##### ENTRIES SUPPLIED #####

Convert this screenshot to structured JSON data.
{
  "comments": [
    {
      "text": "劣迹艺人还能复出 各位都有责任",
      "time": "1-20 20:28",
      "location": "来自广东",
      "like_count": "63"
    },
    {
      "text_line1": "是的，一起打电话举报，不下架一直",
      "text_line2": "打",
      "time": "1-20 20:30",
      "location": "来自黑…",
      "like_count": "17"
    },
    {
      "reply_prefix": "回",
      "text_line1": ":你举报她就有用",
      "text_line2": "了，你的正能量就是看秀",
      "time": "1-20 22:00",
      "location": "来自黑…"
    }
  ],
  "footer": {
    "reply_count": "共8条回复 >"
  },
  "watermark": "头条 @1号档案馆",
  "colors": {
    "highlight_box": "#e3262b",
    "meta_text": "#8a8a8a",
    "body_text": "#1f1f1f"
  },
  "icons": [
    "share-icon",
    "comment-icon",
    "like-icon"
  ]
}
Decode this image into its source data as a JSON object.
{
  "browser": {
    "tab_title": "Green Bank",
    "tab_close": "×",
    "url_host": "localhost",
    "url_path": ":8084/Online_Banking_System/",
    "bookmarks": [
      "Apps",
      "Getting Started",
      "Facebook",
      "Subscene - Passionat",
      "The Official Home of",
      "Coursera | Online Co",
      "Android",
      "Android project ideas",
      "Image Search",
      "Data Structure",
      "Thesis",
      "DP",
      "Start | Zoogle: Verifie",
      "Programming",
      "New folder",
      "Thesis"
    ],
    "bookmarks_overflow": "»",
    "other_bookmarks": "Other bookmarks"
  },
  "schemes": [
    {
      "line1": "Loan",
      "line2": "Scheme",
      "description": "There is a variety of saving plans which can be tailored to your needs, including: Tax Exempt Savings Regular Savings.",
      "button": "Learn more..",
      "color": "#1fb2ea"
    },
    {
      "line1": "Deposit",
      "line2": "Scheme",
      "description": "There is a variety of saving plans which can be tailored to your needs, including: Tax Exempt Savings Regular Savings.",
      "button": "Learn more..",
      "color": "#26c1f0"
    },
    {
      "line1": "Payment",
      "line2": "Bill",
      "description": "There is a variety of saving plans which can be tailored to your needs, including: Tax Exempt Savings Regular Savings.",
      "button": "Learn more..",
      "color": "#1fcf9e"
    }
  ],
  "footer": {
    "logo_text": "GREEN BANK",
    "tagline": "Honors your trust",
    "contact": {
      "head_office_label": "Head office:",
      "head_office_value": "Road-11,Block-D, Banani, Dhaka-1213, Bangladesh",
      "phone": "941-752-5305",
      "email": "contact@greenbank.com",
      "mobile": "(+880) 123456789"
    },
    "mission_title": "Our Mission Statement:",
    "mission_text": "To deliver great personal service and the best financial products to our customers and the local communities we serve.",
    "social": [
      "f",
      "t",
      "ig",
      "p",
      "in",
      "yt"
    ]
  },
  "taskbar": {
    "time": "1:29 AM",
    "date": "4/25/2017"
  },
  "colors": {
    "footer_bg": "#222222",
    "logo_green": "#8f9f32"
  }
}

#####

TASK INSTRUCTIONS ->
Return every line of the material exactly.

RESPONSE TO THE TASK ->
Convert this screenshot to structured JSON data.
{
  "comments": [
    {
      "text": "劣迹艺人还能复出 各位都有责任",
      "time": "1-20 20:28",
      "location": "来自广东",
      "like_count": "63"
    },
    {
      "text_line1": "是的，一起打电话举报，不下架一直",
      "text_line2": "打",
      "time": "1-20 20:30",
      "location": "来自黑…",
      "like_count": "17"
    },
    {
      "reply_prefix": "回",
      "text_line1": ":你举报她就有用",
      "text_line2": "了，你的正能量就是看秀",
      "time": "1-20 22:00",
      "location": "来自黑…"
    }
  ],
  "footer": {
    "reply_count": "共8条回复 >"
  },
  "watermark": "头条 @1号档案馆",
  "colors": {
    "highlight_box": "#e3262b",
    "meta_text": "#8a8a8a",
    "body_text": "#1f1f1f"
  },
  "icons": [
    "share-icon",
    "comment-icon",
    "like-icon"
  ]
}
Decode this image into its source data as a JSON object.
{
  "browser": {
    "tab_title": "Green Bank",
    "tab_close": "×",
    "url_host": "localhost",
    "url_path": ":8084/Online_Banking_System/",
    "bookmarks": [
      "Apps",
      "Getting Started",
      "Facebook",
      "Subscene - Passionat",
      "The Official Home of",
      "Coursera | Online Co",
      "Android",
      "Android project ideas",
      "Image Search",
      "Data Structure",
      "Thesis",
      "DP",
      "Start | Zoogle: Verifie",
      "Programming",
      "New folder",
      "Thesis"
    ],
    "bookmarks_overflow": "»",
    "other_bookmarks": "Other bookmarks"
  },
  "schemes": [
    {
      "line1": "Loan",
      "line2": "Scheme",
      "description": "There is a variety of saving plans which can be tailored to your needs, including: Tax Exempt Savings Regular Savings.",
      "button": "Learn more..",
      "color": "#1fb2ea"
    },
    {
      "line1": "Deposit",
      "line2": "Scheme",
      "description": "There is a variety of saving plans which can be tailored to your needs, including: Tax Exempt Savings Regular Savings.",
      "button": "Learn more..",
      "color": "#26c1f0"
    },
    {
      "line1": "Payment",
      "line2": "Bill",
      "description": "There is a variety of saving plans which can be tailored to your needs, including: Tax Exempt Savings Regular Savings.",
      "button": "Learn more..",
      "color": "#1fcf9e"
    }
  ],
  "footer": {
    "logo_text": "GREEN BANK",
    "tagline": "Honors your trust",
    "contact": {
      "head_office_label": "Head office:",
      "head_office_value": "Road-11,Block-D, Banani, Dhaka-1213, Bangladesh",
      "phone": "941-752-5305",
      "email": "contact@greenbank.com",
      "mobile": "(+880) 123456789"
    },
    "mission_title": "Our Mission Statement:",
    "mission_text": "To deliver great personal service and the best financial products to our customers and the local communities we serve.",
    "social": [
      "f",
      "t",
      "ig",
      "p",
      "in",
      "yt"
    ]
  },
  "taskbar": {
    "time": "1:29 AM",
    "date": "4/25/2017"
  },
  "colors": {
    "footer_bg": "#222222",
    "logo_green": "#8f9f32"
  }
}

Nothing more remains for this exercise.